Kessler was appointed to the Wisconsin Legislative Council Committee on Court Reorganization in 1978. He was a leader in the fight for a single level trial court and the appointment by the Supreme Court of the district chief judges (both which were approved by an 8 to 7 vote on the committee, and ultimately signed into law). He also initiated a successful effort in 1979, to outlaw commercial surety bail bonding, resulting in Wisconsin becoming the fourth state to prohibit the practice. Due to the judicial reform law, his position of county judge was abolished and he was transitioned into a circuit judge for Milwaukee County, effective August 1, 1978. He was elected to another term April 3, 1979.

Kessler resigned his judgeship on June 2, 1981, to attempt a run for the vacant seat in Wisconsin's 5th congressional district in 1982. Kessler came in 2nd in the crowded ten-person Democratic primary, which included several past and current legislators, county supervisors, and the wife of Milwaukee mayor Henry Maier.

» WHAT IS BEING ASKED
Copy the whole text about Kessler's judicial career word for word. The records that come next have no connection to the text about Kessler.

» ITEMS

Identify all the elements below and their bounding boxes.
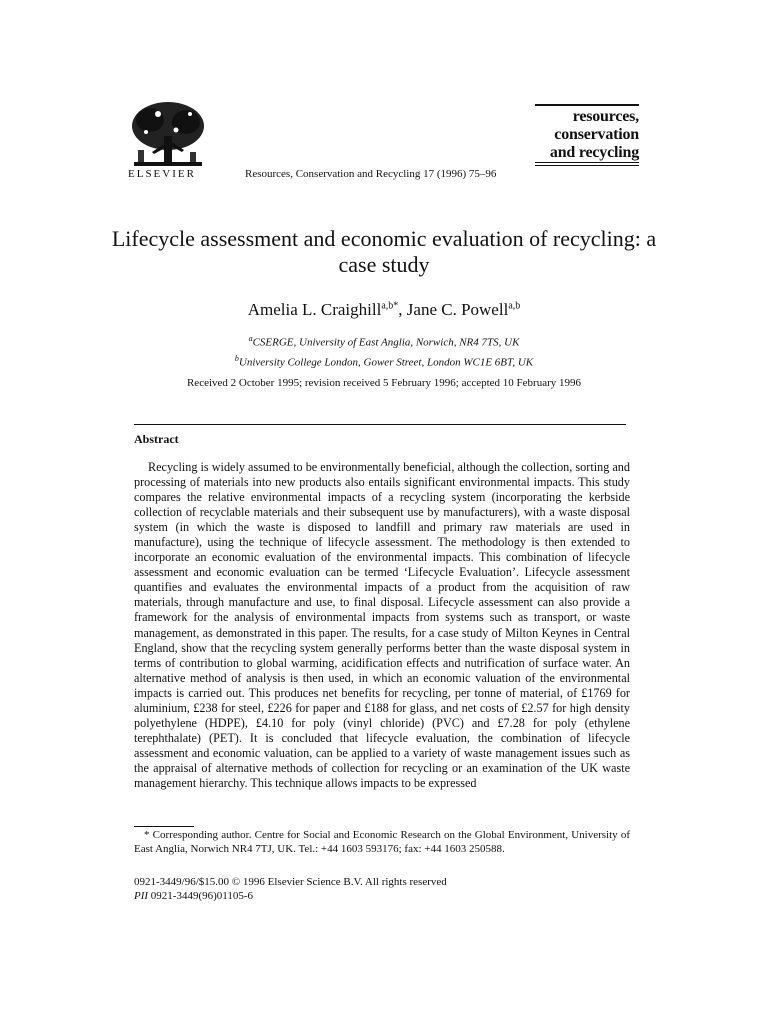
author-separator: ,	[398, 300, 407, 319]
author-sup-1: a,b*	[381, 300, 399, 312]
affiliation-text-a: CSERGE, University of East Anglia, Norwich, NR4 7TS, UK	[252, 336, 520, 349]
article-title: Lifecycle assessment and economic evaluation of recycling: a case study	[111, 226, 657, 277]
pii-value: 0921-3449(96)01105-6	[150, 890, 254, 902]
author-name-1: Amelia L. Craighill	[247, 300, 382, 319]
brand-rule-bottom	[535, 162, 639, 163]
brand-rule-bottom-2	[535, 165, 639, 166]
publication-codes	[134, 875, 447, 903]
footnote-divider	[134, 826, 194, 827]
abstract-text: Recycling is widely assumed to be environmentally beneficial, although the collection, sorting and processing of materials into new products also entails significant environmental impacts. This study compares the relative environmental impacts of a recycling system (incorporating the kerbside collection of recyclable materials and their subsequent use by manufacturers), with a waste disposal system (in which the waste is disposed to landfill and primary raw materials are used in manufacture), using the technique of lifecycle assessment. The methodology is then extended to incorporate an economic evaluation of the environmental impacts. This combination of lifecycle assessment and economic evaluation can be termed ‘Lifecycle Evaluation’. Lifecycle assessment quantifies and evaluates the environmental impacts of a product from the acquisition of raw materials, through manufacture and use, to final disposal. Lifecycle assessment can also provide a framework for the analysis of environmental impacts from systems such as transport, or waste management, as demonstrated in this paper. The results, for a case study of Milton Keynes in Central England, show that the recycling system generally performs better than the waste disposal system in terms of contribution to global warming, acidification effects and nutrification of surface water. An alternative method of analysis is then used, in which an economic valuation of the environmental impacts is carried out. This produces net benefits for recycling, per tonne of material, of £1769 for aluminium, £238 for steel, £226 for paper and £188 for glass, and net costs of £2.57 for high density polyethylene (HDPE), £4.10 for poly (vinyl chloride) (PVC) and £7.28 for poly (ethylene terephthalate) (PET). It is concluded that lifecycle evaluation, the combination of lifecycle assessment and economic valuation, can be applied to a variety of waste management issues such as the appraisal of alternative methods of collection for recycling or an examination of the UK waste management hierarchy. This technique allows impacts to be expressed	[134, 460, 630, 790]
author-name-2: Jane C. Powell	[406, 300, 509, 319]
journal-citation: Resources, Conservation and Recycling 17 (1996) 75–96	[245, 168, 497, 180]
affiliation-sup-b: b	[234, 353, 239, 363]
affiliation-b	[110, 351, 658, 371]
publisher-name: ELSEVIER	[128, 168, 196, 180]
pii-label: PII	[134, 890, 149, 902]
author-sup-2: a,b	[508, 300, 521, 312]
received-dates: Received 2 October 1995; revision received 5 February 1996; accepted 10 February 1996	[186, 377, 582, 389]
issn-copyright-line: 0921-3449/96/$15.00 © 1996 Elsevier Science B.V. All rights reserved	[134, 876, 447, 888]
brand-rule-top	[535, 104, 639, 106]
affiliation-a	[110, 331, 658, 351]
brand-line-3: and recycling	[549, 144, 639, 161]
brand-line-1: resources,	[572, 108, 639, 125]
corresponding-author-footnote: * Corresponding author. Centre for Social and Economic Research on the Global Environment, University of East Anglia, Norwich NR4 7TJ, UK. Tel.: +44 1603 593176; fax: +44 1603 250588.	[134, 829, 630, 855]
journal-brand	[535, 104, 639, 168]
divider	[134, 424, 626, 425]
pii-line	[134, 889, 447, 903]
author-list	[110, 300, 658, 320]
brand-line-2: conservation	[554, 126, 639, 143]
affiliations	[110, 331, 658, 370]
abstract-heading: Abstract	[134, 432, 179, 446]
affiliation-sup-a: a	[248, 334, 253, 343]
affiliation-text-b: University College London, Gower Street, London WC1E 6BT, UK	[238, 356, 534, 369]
==
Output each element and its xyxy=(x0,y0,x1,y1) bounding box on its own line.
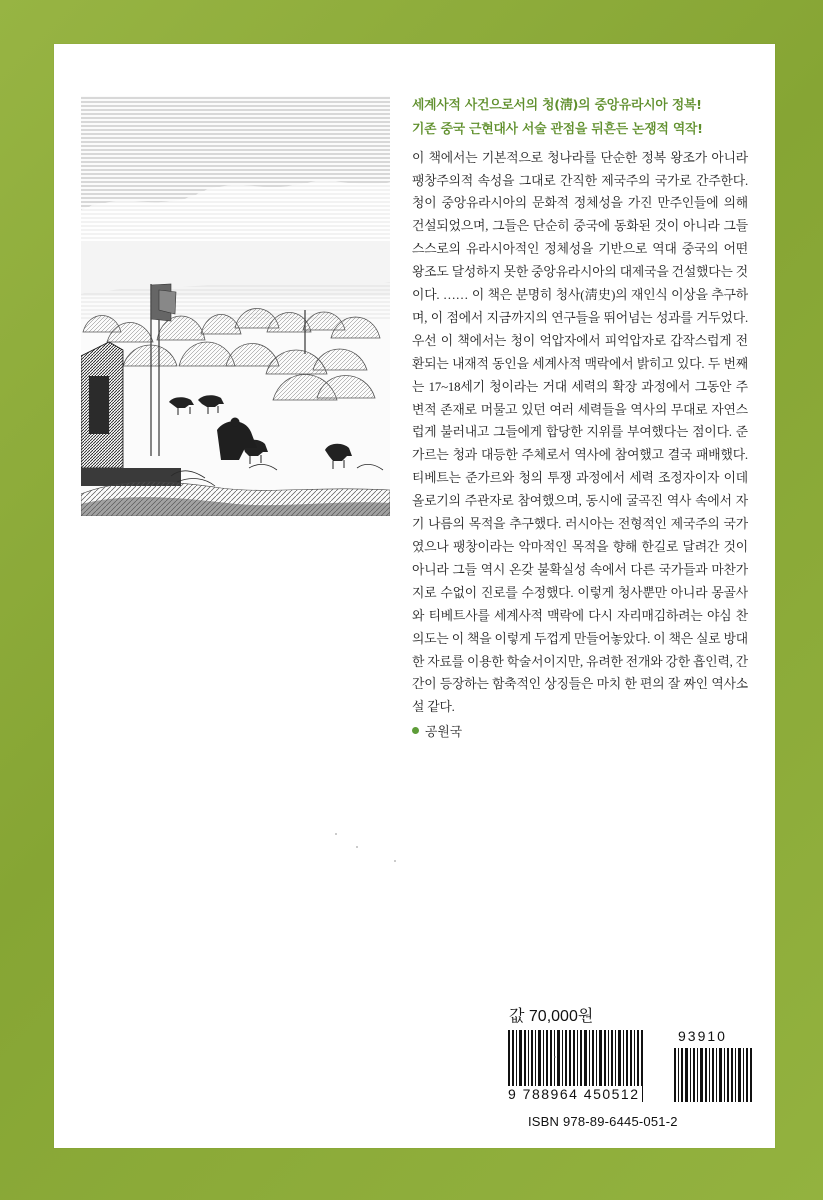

» EXERCISE RESPONSE
Kessler was appointed to the Wisconsin Legislative Council Committee on Court Reorganization in 1978. He was a leader in the fight for a single level trial court and the appointment by the Supreme Court of the district chief judges (both which were approved by an 8 to 7 vote on the committee, and ultimately signed into law). He also initiated a successful effort in 1979, to outlaw commercial surety bail bonding, resulting in Wisconsin becoming the fourth state to prohibit the practice. Due to the judicial reform law, his position of county judge was abolished and he was transitioned into a circuit judge for Milwaukee County, effective August 1, 1978. He was elected to another term April 3, 1979.

Kessler resigned his judgeship on June 2, 1981, to attempt a run for the vacant seat in Wisconsin's 5th congressional district in 1982. Kessler came in 2nd in the crowded ten-person Democratic primary, which included several past and current legislators, county supervisors, and the wife of Milwaukee mayor Henry Maier.